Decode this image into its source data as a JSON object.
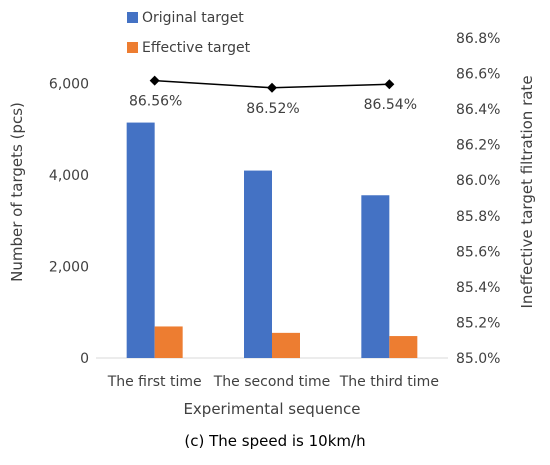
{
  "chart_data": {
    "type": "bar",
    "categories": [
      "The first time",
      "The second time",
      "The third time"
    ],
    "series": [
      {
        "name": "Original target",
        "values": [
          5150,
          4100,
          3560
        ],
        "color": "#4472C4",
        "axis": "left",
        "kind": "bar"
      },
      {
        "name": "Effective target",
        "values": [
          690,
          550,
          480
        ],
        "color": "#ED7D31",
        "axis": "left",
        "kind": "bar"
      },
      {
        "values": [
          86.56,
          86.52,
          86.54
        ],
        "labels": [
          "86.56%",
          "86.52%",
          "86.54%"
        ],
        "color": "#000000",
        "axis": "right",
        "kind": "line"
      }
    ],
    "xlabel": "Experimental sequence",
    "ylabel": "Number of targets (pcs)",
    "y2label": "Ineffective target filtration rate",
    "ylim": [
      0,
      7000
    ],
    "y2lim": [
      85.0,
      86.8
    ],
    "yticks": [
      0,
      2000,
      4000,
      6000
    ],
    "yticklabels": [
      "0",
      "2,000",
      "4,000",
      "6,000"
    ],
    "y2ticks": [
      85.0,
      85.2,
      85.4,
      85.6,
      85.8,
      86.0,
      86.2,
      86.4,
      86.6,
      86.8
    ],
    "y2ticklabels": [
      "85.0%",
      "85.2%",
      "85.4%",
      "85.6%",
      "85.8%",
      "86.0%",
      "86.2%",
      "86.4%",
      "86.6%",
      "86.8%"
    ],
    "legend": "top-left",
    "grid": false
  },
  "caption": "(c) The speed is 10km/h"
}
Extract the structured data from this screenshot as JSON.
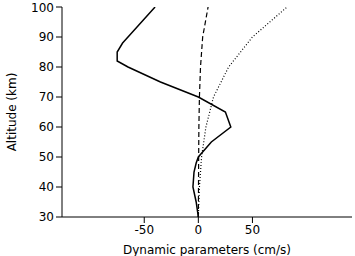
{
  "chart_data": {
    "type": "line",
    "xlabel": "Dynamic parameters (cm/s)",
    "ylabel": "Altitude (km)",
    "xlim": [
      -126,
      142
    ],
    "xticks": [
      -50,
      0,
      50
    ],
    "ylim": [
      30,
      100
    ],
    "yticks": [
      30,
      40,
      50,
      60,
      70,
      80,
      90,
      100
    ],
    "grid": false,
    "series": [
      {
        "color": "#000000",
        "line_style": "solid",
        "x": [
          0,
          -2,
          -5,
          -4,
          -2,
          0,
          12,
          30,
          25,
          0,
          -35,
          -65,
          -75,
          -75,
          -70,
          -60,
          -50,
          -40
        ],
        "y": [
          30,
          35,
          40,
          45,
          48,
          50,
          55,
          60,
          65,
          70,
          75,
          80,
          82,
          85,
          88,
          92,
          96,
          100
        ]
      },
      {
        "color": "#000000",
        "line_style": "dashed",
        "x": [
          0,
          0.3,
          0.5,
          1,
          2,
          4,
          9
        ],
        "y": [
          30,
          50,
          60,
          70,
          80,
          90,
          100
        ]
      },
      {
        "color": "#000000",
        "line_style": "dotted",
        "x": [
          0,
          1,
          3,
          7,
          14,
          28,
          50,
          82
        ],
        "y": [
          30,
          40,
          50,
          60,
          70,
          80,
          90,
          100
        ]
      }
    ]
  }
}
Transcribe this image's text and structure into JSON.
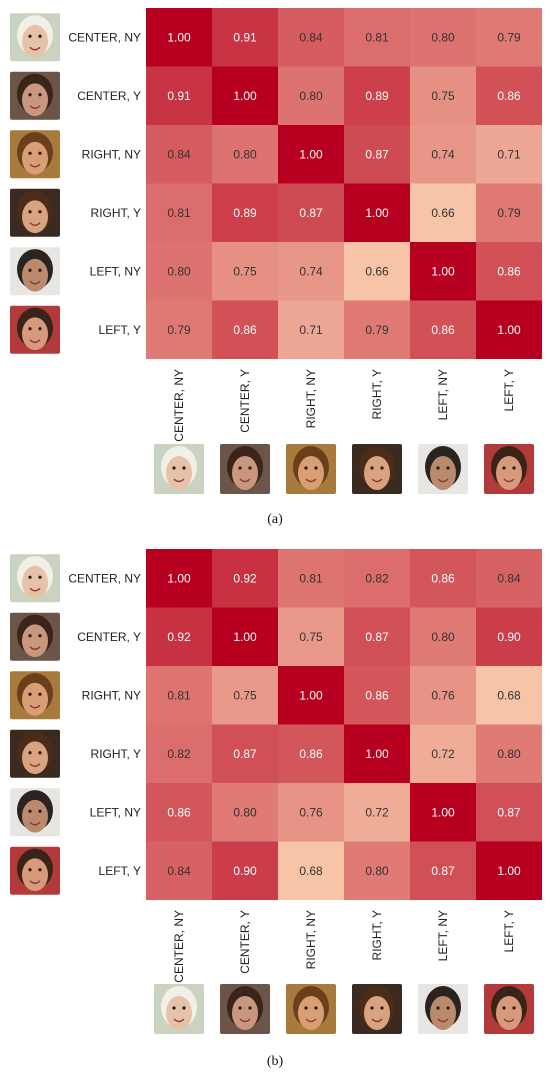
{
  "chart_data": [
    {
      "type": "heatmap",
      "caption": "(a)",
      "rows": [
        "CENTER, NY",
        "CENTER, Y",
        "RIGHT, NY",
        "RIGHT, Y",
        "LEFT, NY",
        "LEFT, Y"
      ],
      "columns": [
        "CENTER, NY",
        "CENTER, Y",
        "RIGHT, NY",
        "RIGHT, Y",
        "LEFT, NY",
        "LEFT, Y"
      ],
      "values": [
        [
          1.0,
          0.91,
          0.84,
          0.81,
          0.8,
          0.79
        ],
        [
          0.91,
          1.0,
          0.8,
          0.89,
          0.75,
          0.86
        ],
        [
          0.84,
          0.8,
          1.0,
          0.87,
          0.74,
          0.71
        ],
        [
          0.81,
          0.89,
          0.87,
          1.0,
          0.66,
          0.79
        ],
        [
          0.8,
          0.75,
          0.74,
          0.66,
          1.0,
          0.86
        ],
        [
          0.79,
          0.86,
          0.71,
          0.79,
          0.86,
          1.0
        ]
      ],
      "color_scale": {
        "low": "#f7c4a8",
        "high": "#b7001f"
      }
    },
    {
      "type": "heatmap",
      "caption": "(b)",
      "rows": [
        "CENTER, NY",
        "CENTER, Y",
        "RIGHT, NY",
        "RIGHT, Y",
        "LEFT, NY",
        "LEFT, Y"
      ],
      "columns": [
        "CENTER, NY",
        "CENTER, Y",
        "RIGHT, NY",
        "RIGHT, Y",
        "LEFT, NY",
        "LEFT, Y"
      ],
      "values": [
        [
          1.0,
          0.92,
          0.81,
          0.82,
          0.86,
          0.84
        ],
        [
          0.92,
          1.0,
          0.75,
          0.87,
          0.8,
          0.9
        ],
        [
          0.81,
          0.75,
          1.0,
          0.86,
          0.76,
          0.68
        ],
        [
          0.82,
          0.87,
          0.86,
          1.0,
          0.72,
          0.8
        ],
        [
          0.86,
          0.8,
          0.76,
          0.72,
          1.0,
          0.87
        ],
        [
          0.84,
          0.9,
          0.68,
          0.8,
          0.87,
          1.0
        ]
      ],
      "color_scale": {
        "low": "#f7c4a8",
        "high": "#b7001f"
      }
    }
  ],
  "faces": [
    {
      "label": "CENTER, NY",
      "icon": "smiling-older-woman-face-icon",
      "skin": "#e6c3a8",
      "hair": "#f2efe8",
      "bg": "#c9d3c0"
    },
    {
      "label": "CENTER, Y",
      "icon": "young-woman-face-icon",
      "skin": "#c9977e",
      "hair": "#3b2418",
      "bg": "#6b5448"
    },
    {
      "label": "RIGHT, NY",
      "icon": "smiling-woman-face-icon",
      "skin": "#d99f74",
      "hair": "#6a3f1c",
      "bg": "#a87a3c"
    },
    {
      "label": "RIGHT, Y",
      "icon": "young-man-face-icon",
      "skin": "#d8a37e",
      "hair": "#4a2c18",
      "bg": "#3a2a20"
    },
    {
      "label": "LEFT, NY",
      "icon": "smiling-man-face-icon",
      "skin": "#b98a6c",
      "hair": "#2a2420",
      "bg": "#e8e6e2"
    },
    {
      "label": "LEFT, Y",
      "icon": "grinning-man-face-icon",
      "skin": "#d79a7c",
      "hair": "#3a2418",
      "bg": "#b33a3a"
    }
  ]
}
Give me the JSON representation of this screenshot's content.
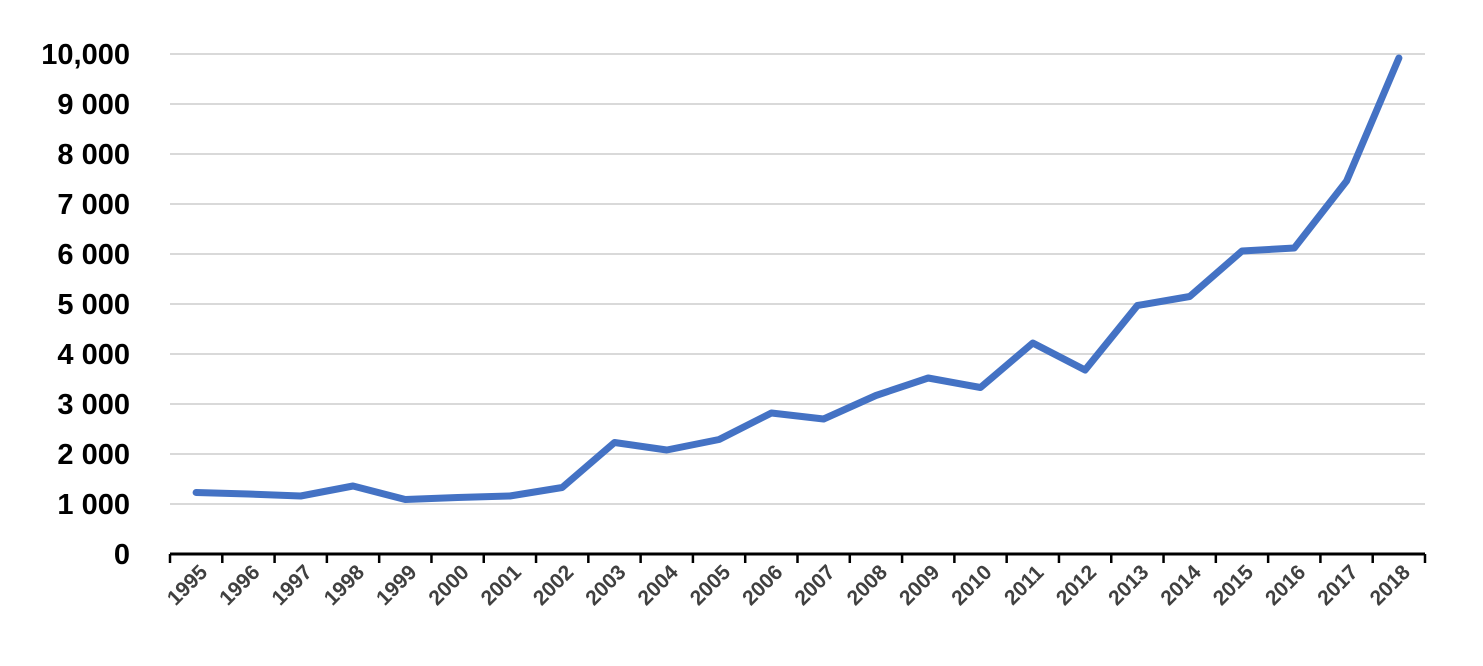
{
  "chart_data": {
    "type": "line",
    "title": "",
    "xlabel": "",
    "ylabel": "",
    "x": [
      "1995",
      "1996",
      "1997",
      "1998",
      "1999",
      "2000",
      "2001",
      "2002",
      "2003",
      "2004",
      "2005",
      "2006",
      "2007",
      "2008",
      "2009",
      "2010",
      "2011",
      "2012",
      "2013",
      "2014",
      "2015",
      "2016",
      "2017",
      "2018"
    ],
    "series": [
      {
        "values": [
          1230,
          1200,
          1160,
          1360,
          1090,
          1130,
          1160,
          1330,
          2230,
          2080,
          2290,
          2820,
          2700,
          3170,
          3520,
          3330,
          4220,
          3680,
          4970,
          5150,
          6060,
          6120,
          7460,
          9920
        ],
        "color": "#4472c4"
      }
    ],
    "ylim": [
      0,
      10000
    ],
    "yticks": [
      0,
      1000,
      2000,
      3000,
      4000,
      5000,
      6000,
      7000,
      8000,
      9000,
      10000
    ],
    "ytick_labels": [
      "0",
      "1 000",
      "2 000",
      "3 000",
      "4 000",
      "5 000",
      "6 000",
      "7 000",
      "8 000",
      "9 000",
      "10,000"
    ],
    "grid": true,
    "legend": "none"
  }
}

- - - - -

**To do**. Exactly how many lines of the listing above contain the string "time"? Give no more than the number.

**Right answer**. 3